_Written instruction_. Find and return each line containing "LSTM".

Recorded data
-------

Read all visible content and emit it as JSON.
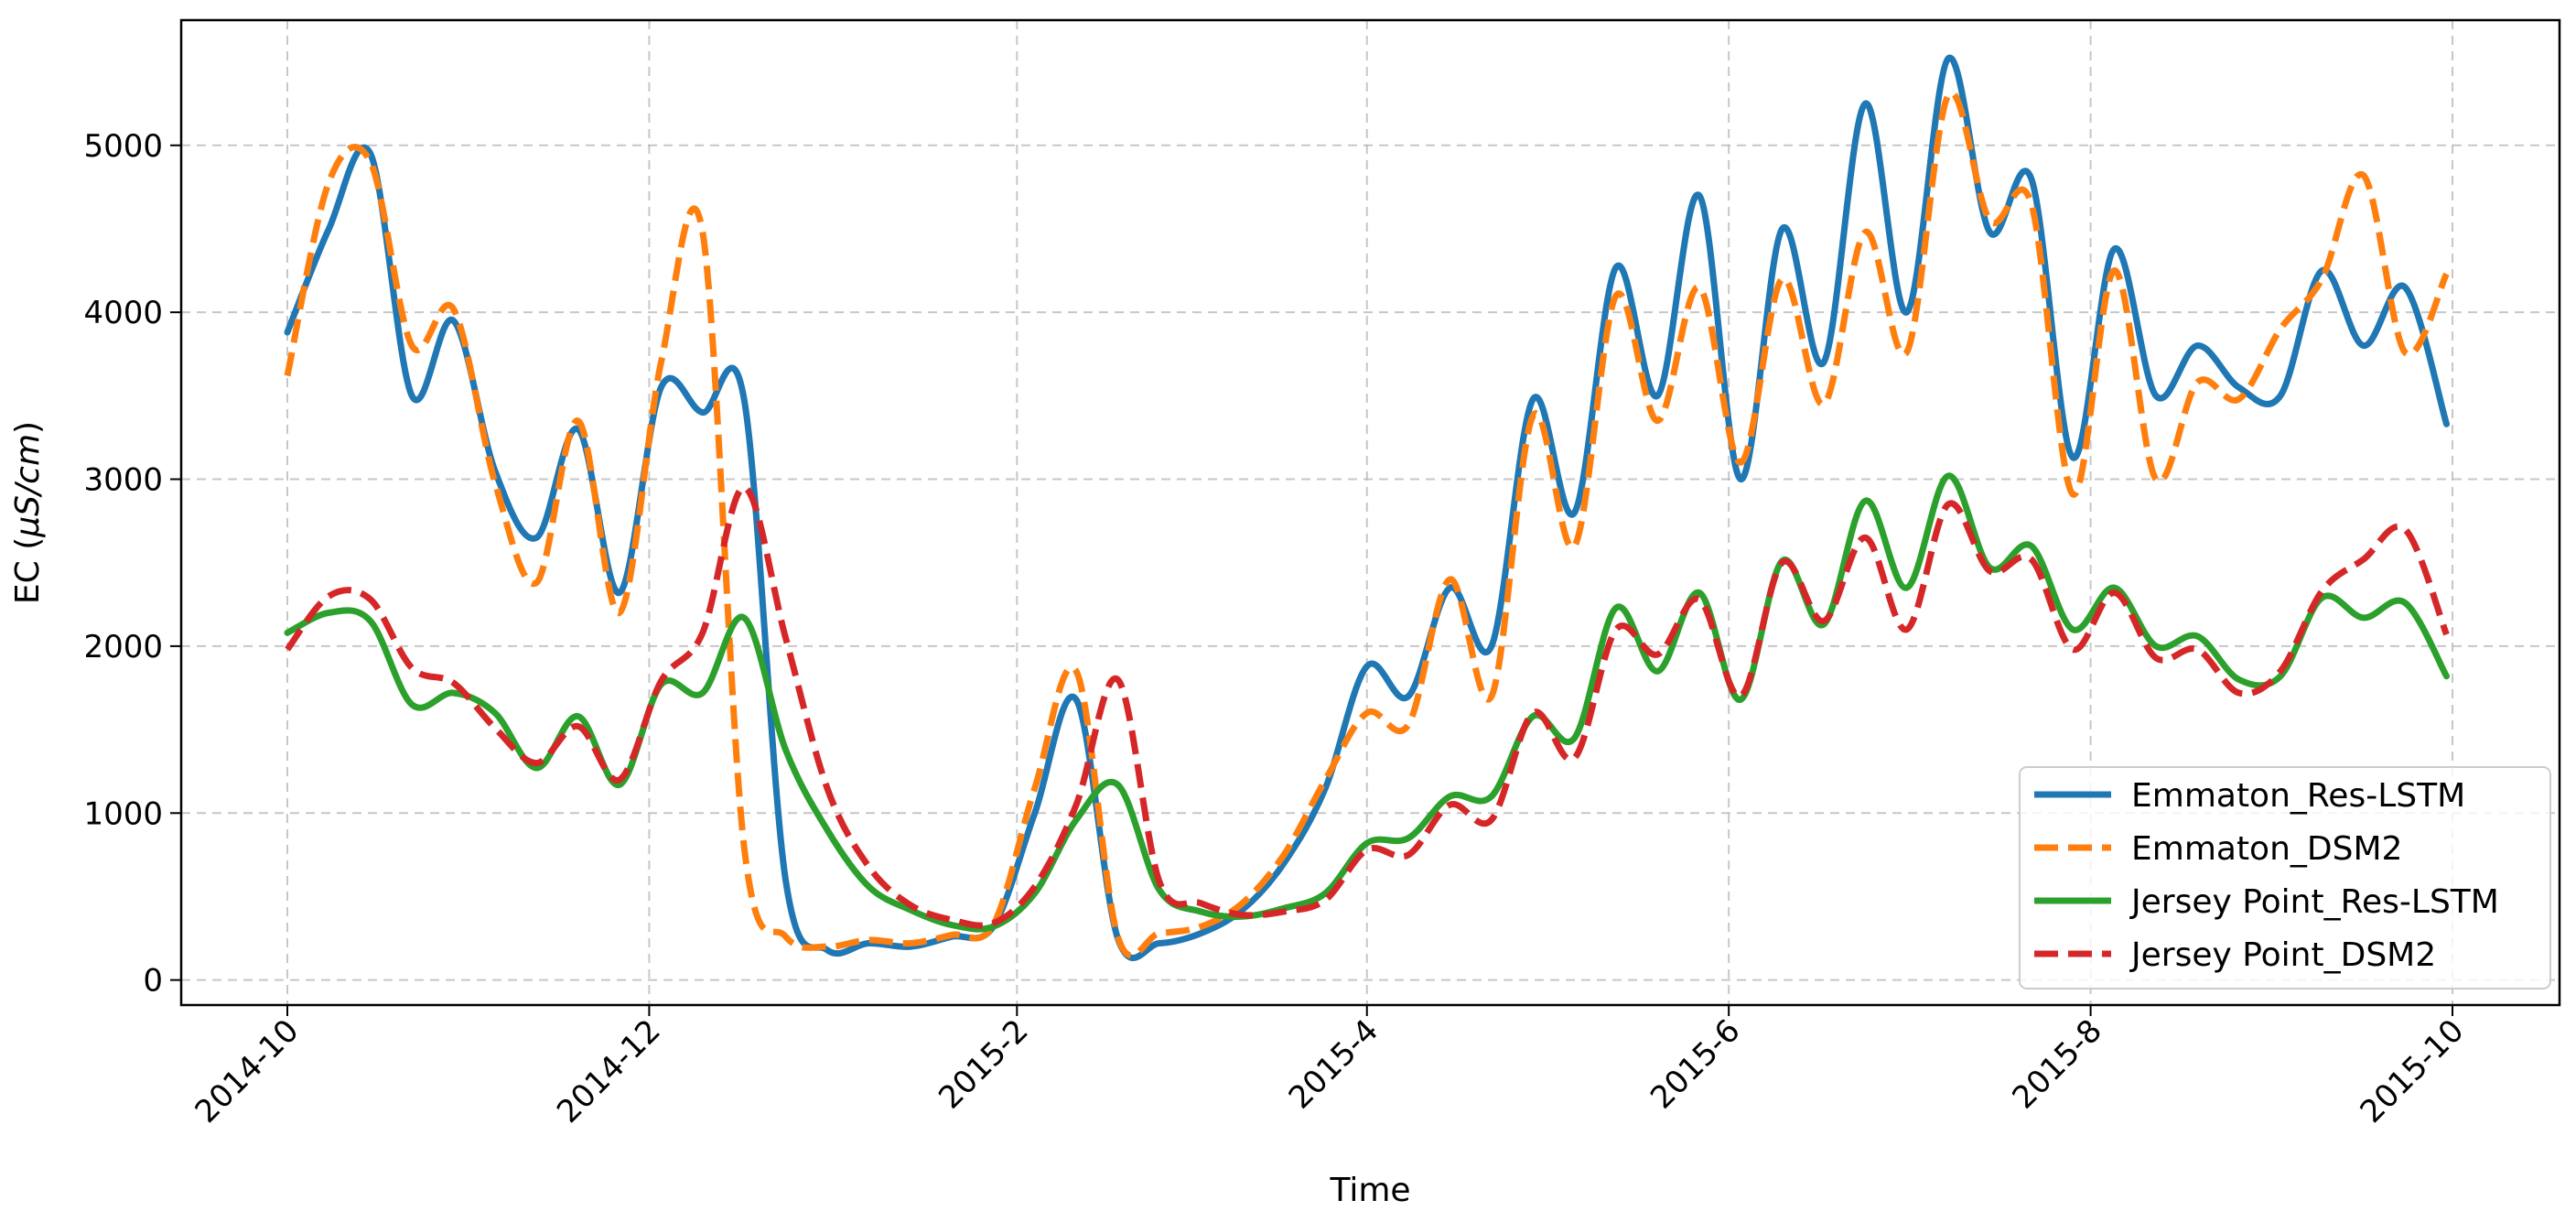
{
  "chart_data": {
    "type": "line",
    "title": "",
    "xlabel": "Time",
    "ylabel": "EC (μS/cm)",
    "ylabel_parts": {
      "prefix": "EC (",
      "italic": "μS/cm",
      "suffix": ")"
    },
    "x_ticks": [
      "2014-10",
      "2014-12",
      "2015-2",
      "2015-4",
      "2015-6",
      "2015-8",
      "2015-10"
    ],
    "x_range": [
      "2014-10-01",
      "2015-10-01"
    ],
    "y_ticks": [
      0,
      1000,
      2000,
      3000,
      4000,
      5000
    ],
    "ylim": [
      -150,
      5750
    ],
    "grid": true,
    "legend_position": "lower-right",
    "x": [
      "2014-10-01",
      "2014-10-08",
      "2014-10-15",
      "2014-10-22",
      "2014-10-29",
      "2014-11-05",
      "2014-11-12",
      "2014-11-19",
      "2014-11-26",
      "2014-12-03",
      "2014-12-10",
      "2014-12-17",
      "2014-12-24",
      "2014-12-31",
      "2015-01-07",
      "2015-01-14",
      "2015-01-21",
      "2015-01-28",
      "2015-02-04",
      "2015-02-11",
      "2015-02-18",
      "2015-02-25",
      "2015-03-04",
      "2015-03-11",
      "2015-03-18",
      "2015-03-25",
      "2015-04-01",
      "2015-04-08",
      "2015-04-15",
      "2015-04-22",
      "2015-04-29",
      "2015-05-06",
      "2015-05-13",
      "2015-05-20",
      "2015-05-27",
      "2015-06-03",
      "2015-06-10",
      "2015-06-17",
      "2015-06-24",
      "2015-07-01",
      "2015-07-08",
      "2015-07-15",
      "2015-07-22",
      "2015-07-29",
      "2015-08-05",
      "2015-08-12",
      "2015-08-19",
      "2015-08-26",
      "2015-09-02",
      "2015-09-09",
      "2015-09-16",
      "2015-09-23",
      "2015-09-30"
    ],
    "series": [
      {
        "name": "Emmaton_Res-LSTM",
        "color": "#1f77b4",
        "dash": "solid",
        "values": [
          3880,
          4500,
          4950,
          3500,
          3950,
          3050,
          2650,
          3300,
          2320,
          3550,
          3400,
          3480,
          600,
          180,
          220,
          200,
          260,
          320,
          1000,
          1680,
          250,
          220,
          280,
          420,
          700,
          1150,
          1880,
          1700,
          2350,
          2000,
          3480,
          2800,
          4270,
          3500,
          4700,
          3000,
          4500,
          3700,
          5250,
          4000,
          5520,
          4480,
          4800,
          3130,
          4380,
          3500,
          3800,
          3550,
          3500,
          4250,
          3800,
          4150,
          3330
        ]
      },
      {
        "name": "Emmaton_DSM2",
        "color": "#ff7f0e",
        "dash": "dashed",
        "values": [
          3620,
          4780,
          4900,
          3800,
          4020,
          2980,
          2380,
          3350,
          2200,
          3700,
          4480,
          800,
          260,
          200,
          240,
          220,
          270,
          330,
          1150,
          1850,
          260,
          280,
          320,
          460,
          750,
          1200,
          1600,
          1530,
          2400,
          1700,
          3380,
          2600,
          4100,
          3350,
          4150,
          3100,
          4200,
          3450,
          4480,
          3760,
          5300,
          4550,
          4650,
          2910,
          4250,
          3000,
          3580,
          3480,
          3900,
          4200,
          4820,
          3760,
          4230
        ]
      },
      {
        "name": "Jersey Point_Res-LSTM",
        "color": "#2ca02c",
        "dash": "solid",
        "values": [
          2080,
          2200,
          2150,
          1650,
          1720,
          1600,
          1270,
          1580,
          1170,
          1770,
          1720,
          2170,
          1380,
          900,
          560,
          420,
          330,
          320,
          520,
          960,
          1170,
          540,
          410,
          380,
          430,
          520,
          820,
          850,
          1100,
          1100,
          1580,
          1450,
          2230,
          1850,
          2320,
          1680,
          2510,
          2130,
          2870,
          2350,
          3020,
          2470,
          2600,
          2100,
          2350,
          2000,
          2060,
          1800,
          1820,
          2290,
          2170,
          2260,
          1820
        ]
      },
      {
        "name": "Jersey Point_DSM2",
        "color": "#d62728",
        "dash": "dashed",
        "values": [
          1980,
          2300,
          2280,
          1870,
          1780,
          1510,
          1300,
          1520,
          1200,
          1790,
          2080,
          2950,
          2050,
          1150,
          680,
          450,
          360,
          340,
          560,
          1050,
          1800,
          590,
          460,
          390,
          410,
          480,
          780,
          750,
          1050,
          960,
          1600,
          1330,
          2100,
          1950,
          2280,
          1700,
          2500,
          2150,
          2650,
          2100,
          2850,
          2450,
          2520,
          1980,
          2320,
          1930,
          1980,
          1720,
          1850,
          2330,
          2520,
          2700,
          2070
        ]
      }
    ]
  }
}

-------

_Task response_.
        "name": "Emmaton_Res-LSTM",
        "name": "Jersey Point_Res-LSTM",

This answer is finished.